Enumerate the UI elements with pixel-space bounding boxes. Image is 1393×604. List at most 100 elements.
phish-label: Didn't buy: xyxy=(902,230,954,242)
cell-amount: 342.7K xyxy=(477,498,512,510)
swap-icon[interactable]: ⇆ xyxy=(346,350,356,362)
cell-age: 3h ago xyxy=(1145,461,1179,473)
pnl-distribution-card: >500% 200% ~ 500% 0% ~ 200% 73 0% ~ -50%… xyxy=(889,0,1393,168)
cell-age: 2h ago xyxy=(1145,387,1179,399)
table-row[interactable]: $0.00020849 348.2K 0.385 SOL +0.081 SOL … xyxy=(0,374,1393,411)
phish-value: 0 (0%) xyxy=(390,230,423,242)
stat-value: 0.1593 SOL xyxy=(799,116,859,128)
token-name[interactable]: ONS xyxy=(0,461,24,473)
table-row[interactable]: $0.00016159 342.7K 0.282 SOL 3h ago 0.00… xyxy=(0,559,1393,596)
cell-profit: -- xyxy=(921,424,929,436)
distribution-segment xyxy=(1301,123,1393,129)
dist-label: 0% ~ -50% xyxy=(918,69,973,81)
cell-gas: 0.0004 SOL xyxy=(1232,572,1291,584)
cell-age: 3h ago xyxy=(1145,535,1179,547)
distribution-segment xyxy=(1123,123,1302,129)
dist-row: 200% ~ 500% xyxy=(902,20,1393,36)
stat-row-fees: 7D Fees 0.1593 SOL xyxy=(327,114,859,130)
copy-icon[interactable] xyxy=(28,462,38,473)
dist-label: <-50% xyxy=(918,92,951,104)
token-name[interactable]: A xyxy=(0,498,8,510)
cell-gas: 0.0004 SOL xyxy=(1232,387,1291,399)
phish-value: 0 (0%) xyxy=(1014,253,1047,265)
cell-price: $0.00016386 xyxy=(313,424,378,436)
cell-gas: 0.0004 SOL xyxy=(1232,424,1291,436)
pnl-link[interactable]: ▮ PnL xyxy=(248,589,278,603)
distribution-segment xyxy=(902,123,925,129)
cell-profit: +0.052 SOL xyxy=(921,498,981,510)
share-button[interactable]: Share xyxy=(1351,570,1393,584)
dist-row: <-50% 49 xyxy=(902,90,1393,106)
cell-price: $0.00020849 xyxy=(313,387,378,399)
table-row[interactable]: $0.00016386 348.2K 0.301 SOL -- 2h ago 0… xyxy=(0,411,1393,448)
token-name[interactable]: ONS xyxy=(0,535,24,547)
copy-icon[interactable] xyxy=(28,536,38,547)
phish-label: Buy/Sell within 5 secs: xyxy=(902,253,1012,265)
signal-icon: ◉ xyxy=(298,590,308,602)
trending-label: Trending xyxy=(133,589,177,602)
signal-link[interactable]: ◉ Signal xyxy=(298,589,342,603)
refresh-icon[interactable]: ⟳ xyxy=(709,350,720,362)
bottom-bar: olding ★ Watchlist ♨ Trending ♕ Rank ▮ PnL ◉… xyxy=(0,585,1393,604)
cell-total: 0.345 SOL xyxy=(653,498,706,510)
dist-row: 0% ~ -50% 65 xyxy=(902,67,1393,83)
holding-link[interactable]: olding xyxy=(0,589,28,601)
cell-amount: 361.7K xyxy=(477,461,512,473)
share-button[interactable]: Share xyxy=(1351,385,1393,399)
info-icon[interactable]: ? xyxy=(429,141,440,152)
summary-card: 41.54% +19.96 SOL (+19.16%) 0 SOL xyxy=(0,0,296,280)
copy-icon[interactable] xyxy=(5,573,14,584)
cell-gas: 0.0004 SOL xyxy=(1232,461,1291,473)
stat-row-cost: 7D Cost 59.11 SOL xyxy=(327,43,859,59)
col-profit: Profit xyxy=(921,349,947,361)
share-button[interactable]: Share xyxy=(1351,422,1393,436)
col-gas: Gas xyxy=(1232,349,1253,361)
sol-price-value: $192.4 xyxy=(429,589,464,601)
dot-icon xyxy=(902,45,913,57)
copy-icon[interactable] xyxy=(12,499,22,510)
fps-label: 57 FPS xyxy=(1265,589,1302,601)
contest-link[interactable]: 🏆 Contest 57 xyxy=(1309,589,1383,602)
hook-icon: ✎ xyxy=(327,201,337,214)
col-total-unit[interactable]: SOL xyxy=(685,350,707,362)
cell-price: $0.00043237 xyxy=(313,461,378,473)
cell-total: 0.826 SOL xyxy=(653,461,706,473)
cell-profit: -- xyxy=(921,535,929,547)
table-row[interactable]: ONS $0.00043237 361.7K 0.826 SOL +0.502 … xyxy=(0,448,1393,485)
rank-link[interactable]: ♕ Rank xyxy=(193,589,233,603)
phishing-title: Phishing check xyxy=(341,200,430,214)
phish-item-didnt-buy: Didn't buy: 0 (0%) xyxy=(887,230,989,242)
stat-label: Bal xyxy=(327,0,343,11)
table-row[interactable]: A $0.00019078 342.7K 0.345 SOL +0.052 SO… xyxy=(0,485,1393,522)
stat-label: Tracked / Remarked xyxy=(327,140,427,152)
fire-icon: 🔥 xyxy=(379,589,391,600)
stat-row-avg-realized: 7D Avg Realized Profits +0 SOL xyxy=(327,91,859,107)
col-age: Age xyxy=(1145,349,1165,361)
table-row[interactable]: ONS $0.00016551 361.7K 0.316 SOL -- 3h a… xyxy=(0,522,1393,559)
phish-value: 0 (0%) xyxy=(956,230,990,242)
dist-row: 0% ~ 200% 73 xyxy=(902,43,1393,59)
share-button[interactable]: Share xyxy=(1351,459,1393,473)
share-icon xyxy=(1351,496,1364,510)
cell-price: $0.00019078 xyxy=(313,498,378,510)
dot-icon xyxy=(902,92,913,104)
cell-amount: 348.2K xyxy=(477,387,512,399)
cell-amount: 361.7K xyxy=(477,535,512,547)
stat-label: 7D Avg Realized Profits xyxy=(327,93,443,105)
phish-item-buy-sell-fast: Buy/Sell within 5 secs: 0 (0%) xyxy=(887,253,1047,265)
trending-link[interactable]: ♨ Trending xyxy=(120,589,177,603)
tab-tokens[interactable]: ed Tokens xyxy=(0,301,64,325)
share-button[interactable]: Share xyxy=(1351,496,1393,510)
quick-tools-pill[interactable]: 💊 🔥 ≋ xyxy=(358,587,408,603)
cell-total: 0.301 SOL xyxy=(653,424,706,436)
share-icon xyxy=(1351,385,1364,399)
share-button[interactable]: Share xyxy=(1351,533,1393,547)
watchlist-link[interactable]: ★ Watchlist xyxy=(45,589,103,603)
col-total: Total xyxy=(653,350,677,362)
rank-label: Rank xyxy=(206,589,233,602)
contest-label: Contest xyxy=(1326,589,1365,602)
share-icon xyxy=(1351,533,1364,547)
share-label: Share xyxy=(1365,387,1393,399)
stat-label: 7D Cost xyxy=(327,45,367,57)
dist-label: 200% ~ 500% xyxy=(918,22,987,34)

::::

- [What the task requires]: Count the lines of the records that contain the string "amount" with matching case, and reply with that number alone.

- [Solution to this problem]: 4